Information shown:
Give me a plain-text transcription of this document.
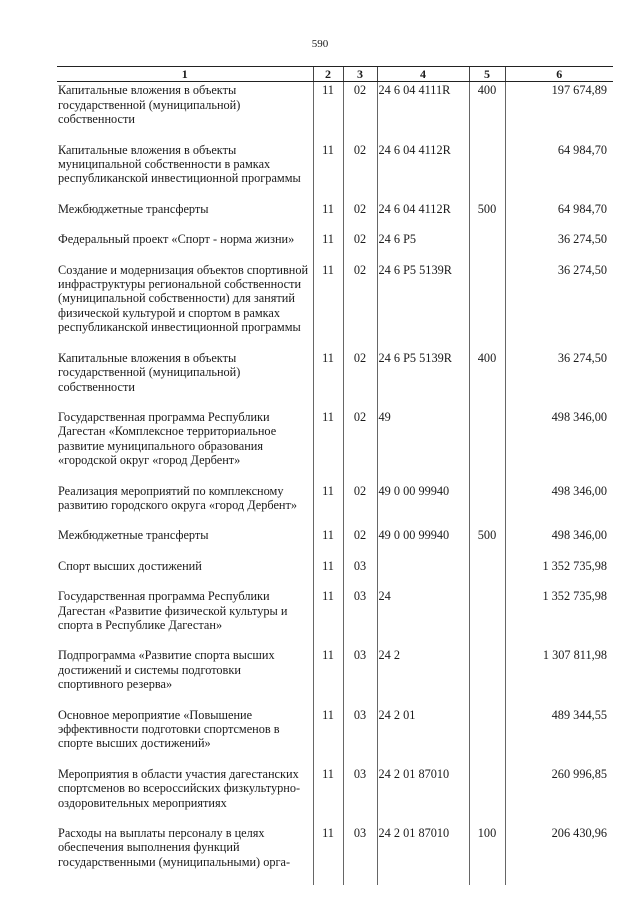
590
1	2	3	4	5	6
Капитальные вложения в объекты государственной (муниципальной) собственности	11	02	24 6 04 4111R	400	197 674,89
Капитальные вложения в объекты муниципальной собственности в рамках республиканской инвестиционной программы	11	02	24 6 04 4112R		64 984,70
Межбюджетные трансферты	11	02	24 6 04 4112R	500	64 984,70
Федеральный проект «Спорт - норма жизни»	11	02	24 6 P5		36 274,50
Создание и модернизация объектов спортивной инфраструктуры региональной собственности (муниципальной собственности) для занятий физической культурой и спортом в рамках республиканской инвестиционной программы	11	02	24 6 P5 5139R		36 274,50
Капитальные вложения в объекты государственной (муниципальной) собственности	11	02	24 6 P5 5139R	400	36 274,50
Государственная программа Республики Дагестан «Комплексное территориальное развитие муниципального образования «городской округ «город Дербент»	11	02	49		498 346,00
Реализация мероприятий по комплексному развитию городского округа «город Дербент»	11	02	49 0 00 99940		498 346,00
Межбюджетные трансферты	11	02	49 0 00 99940	500	498 346,00
Спорт высших достижений	11	03			1 352 735,98
Государственная программа Республики Дагестан «Развитие физической культуры и спорта в Республике Дагестан»	11	03	24		1 352 735,98
Подпрограмма «Развитие спорта высших достижений и системы подготовки спортивного резерва»	11	03	24 2		1 307 811,98
Основное мероприятие «Повышение эффективности подготовки спортсменов в спорте высших достижений»	11	03	24 2 01		489 344,55
Мероприятия в области участия дагестанских спортсменов во всероссийских физкультурно-оздоровительных мероприятиях	11	03	24 2 01 87010		260 996,85
Расходы на выплаты персоналу в целях обеспечения выполнения функций государственными (муниципальными) орга-	11	03	24 2 01 87010	100	206 430,96
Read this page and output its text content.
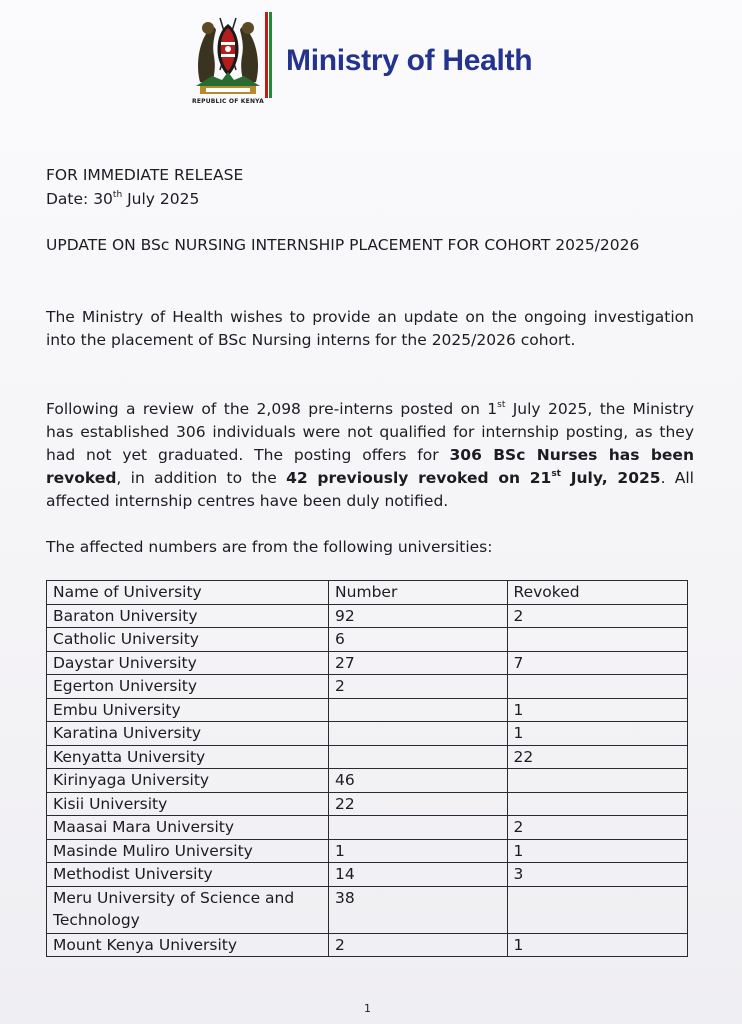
REPUBLIC OF KENYA
Ministry of Health
FOR IMMEDIATE RELEASE
Date: 30th July 2025
UPDATE ON BSc NURSING INTERNSHIP PLACEMENT FOR COHORT 2025/2026
The Ministry of Health wishes to provide an update on the ongoing investigation into the placement of BSc Nursing interns for the 2025/2026 cohort.
Following a review of the 2,098 pre-interns posted on 1st July 2025, the Ministry has established 306 individuals were not qualified for internship posting, as they had not yet graduated. The posting offers for 306 BSc Nurses has been revoked, in addition to the 42 previously revoked on 21st July, 2025. All affected internship centres have been duly notified.
The affected numbers are from the following universities:
Name of University	Number	Revoked
Baraton University	92	2
Catholic University	6	
Daystar University	27	7
Egerton University	2	
Embu University		1
Karatina University		1
Kenyatta University		22
Kirinyaga University	46	
Kisii University	22	
Maasai Mara University		2
Masinde Muliro University	1	1
Methodist University	14	3
Meru University of Science and Technology	38	
Mount Kenya University	2	1
1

Exercise instructions: Locate each line with the word "программы" and copy it.

Response:
Капитальные вложения в объекты муниципальной собственности в рамках республиканской инвестиционной программы	11	02	24 6 04 4112R		64 984,70
Создание и модернизация объектов спортивной инфраструктуры региональной собственности (муниципальной собственности) для занятий физической культурой и спортом в рамках республиканской инвестиционной программы	11	02	24 6 P5 5139R		36 274,50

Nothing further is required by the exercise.